··· DATASET ENTRIES ···

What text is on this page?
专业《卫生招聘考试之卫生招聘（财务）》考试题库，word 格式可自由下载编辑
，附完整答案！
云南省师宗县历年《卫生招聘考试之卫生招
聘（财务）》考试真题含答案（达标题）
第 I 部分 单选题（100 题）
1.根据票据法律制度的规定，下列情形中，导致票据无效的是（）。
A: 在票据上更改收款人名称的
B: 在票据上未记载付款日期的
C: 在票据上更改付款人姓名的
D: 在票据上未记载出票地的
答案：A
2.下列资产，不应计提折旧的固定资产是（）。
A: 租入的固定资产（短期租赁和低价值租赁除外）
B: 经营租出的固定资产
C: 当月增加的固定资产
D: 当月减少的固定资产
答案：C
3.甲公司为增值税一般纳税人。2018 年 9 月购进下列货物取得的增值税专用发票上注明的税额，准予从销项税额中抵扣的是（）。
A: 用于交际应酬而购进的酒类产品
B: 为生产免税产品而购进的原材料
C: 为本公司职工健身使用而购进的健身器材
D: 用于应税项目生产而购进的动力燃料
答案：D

···

**WRITTEN PROBLEM:** Would you restate each of the entries word for word?

**RESULT FOR THIS EXERCISE:**
What text is on this page?
专业《卫生招聘考试之卫生招聘（财务）》考试题库，word 格式可自由下载编辑
，附完整答案！
云南省师宗县历年《卫生招聘考试之卫生招
聘（财务）》考试真题含答案（达标题）
第 I 部分 单选题（100 题）
1.根据票据法律制度的规定，下列情形中，导致票据无效的是（）。
A: 在票据上更改收款人名称的
B: 在票据上未记载付款日期的
C: 在票据上更改付款人姓名的
D: 在票据上未记载出票地的
答案：A
2.下列资产，不应计提折旧的固定资产是（）。
A: 租入的固定资产（短期租赁和低价值租赁除外）
B: 经营租出的固定资产
C: 当月增加的固定资产
D: 当月减少的固定资产
答案：C
3.甲公司为增值税一般纳税人。2018 年 9 月购进下列货物取得的增值税专用发票上注明的税额，准予从销项税额中抵扣的是（）。
A: 用于交际应酬而购进的酒类产品
B: 为生产免税产品而购进的原材料
C: 为本公司职工健身使用而购进的健身器材
D: 用于应税项目生产而购进的动力燃料
答案：D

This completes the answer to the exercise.